## Data entries
* * * *
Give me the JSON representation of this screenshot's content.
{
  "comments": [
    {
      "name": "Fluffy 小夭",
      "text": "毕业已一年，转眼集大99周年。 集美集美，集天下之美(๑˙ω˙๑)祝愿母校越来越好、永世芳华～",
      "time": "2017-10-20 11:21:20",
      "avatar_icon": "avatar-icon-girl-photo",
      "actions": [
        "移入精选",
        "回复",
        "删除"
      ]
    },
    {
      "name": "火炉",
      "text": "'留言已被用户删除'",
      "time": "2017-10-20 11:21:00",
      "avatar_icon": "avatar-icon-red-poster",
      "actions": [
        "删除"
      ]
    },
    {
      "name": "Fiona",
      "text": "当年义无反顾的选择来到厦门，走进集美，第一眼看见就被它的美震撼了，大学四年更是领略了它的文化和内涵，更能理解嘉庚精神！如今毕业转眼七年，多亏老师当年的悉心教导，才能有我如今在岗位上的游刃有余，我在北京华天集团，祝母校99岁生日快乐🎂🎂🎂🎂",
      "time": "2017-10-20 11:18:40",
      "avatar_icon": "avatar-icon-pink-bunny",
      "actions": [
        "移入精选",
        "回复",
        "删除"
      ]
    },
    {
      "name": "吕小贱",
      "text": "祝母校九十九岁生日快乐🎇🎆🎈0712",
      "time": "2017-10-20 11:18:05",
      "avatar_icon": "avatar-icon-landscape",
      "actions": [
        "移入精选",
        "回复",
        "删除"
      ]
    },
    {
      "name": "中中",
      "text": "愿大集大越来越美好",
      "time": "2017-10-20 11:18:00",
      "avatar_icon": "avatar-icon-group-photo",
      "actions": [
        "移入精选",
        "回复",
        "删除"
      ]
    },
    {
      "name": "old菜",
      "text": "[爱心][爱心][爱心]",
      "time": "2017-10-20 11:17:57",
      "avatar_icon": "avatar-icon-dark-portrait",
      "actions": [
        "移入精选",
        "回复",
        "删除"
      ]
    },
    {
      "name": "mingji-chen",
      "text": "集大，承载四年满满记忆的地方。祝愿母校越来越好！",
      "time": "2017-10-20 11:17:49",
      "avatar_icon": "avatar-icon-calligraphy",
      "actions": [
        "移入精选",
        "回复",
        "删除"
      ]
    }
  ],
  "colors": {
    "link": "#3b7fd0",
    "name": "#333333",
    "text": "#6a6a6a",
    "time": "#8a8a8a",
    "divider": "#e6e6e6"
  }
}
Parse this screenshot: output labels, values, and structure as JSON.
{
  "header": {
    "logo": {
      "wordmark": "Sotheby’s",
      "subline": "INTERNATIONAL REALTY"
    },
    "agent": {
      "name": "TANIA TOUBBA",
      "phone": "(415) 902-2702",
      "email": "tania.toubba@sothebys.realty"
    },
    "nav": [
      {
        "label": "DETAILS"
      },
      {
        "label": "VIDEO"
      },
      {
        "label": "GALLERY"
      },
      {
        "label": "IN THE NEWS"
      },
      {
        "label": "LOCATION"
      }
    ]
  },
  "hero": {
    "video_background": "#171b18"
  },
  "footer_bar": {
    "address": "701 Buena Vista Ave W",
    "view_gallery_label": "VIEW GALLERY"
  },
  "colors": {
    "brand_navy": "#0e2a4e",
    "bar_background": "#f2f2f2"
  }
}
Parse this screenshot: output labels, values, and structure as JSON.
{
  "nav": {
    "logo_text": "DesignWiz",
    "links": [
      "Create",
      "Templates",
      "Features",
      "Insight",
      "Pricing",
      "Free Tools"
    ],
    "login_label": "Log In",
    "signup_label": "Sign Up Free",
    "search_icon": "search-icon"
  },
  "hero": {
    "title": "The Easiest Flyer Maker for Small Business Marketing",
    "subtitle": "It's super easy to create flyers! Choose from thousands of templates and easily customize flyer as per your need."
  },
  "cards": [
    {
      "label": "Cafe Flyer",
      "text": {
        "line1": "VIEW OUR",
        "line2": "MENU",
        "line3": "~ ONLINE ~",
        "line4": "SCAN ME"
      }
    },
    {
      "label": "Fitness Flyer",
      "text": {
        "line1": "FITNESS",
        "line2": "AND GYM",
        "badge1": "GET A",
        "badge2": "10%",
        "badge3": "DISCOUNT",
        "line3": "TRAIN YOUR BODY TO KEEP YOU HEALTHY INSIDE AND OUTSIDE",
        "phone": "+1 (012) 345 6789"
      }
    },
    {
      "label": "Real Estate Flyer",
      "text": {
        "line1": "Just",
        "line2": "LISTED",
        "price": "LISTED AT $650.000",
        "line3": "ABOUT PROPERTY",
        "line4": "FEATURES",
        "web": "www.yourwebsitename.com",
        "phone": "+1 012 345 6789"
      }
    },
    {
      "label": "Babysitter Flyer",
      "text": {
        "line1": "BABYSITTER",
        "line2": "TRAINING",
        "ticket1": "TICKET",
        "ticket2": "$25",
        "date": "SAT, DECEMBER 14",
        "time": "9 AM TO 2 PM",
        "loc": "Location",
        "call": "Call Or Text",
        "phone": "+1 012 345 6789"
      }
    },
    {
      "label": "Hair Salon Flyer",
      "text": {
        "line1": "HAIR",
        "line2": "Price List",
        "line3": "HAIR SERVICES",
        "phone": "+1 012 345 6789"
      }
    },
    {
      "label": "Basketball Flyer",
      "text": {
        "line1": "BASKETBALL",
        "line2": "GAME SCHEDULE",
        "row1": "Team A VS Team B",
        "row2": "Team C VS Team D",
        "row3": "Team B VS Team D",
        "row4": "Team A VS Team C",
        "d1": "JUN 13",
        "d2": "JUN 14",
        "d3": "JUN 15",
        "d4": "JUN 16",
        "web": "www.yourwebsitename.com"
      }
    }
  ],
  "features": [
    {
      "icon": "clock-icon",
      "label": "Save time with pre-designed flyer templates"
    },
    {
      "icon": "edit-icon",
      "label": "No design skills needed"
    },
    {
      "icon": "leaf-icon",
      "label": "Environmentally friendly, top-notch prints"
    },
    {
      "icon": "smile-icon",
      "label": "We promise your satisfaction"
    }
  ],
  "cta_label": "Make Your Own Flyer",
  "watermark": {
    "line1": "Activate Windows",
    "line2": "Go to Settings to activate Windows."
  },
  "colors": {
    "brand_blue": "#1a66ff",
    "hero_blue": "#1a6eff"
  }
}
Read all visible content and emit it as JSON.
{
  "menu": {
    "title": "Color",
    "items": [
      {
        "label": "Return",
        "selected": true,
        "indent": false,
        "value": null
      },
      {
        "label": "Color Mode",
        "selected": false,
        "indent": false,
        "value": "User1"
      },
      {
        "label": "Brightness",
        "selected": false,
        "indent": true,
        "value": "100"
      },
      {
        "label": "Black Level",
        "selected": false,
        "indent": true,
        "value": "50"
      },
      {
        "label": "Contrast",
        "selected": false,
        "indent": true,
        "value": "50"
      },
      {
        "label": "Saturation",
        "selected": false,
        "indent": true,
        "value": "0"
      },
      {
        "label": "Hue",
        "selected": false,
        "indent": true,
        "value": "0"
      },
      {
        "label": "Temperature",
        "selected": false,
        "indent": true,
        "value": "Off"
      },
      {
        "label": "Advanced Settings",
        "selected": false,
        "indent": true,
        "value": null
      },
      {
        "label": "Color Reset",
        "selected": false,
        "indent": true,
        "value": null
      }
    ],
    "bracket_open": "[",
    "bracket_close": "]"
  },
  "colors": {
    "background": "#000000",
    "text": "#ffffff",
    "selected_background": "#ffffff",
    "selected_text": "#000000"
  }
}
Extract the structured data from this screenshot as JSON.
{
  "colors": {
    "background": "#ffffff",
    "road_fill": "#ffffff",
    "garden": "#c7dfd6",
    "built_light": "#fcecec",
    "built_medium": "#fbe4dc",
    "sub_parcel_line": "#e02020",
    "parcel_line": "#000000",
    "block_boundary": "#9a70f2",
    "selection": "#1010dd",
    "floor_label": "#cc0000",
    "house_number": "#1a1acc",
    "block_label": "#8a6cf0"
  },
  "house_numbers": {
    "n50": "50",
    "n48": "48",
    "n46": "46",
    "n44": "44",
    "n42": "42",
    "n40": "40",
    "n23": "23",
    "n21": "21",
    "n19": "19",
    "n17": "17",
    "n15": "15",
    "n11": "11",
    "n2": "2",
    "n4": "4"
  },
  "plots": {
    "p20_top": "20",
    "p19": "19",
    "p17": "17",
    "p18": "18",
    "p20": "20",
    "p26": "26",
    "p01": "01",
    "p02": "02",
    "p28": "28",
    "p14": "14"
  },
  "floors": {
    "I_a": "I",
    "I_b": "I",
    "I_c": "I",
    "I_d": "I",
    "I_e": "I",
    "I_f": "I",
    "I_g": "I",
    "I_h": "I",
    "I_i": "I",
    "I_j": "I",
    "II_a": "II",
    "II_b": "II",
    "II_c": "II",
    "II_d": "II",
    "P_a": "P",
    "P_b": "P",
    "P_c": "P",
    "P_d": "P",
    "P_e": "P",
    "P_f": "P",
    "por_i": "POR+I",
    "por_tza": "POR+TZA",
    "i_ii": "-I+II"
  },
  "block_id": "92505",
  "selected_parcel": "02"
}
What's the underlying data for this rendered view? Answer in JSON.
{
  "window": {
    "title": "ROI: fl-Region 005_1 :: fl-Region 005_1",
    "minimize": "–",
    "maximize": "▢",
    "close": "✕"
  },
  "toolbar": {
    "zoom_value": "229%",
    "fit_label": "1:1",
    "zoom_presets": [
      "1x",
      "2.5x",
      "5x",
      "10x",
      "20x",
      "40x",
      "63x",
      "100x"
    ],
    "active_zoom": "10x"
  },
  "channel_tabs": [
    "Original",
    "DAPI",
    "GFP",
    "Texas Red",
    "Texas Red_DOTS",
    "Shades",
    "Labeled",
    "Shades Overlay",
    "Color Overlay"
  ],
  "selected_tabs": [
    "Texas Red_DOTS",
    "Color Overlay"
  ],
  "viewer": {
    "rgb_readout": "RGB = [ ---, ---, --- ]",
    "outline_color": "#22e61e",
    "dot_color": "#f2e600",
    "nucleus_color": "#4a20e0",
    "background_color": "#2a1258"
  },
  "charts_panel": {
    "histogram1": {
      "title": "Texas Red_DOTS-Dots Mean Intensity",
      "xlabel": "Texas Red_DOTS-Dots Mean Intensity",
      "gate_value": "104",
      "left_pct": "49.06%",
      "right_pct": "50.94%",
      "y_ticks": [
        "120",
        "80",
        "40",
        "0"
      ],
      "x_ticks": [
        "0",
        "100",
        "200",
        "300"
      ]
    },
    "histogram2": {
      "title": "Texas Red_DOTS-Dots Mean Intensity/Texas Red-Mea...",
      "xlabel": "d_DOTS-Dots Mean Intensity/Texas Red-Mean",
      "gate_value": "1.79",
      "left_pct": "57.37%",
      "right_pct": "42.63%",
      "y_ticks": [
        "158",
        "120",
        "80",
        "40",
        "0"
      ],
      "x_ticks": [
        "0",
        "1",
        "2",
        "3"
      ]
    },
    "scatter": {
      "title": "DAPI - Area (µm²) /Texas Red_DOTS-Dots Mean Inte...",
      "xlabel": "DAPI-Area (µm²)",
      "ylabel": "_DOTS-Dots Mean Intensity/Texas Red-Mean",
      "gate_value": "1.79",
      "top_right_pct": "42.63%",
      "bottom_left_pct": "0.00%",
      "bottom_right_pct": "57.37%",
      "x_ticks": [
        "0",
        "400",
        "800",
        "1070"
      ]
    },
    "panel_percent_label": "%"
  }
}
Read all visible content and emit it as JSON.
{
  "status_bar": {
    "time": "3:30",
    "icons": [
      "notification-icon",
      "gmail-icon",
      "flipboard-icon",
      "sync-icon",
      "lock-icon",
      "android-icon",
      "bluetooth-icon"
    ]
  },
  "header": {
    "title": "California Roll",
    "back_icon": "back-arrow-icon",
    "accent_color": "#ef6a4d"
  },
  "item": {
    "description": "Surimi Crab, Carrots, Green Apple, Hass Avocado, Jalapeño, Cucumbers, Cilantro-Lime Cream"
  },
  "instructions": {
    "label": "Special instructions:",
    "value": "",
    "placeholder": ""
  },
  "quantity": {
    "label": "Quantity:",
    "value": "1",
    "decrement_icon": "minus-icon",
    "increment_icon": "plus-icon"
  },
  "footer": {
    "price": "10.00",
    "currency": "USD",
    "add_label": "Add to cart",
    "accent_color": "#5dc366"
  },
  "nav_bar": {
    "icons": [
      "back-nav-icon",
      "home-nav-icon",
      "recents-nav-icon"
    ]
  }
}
* * * *
## Stated task
Provide only the count of lines in the material above that hold the word "xlabel".

## The output
3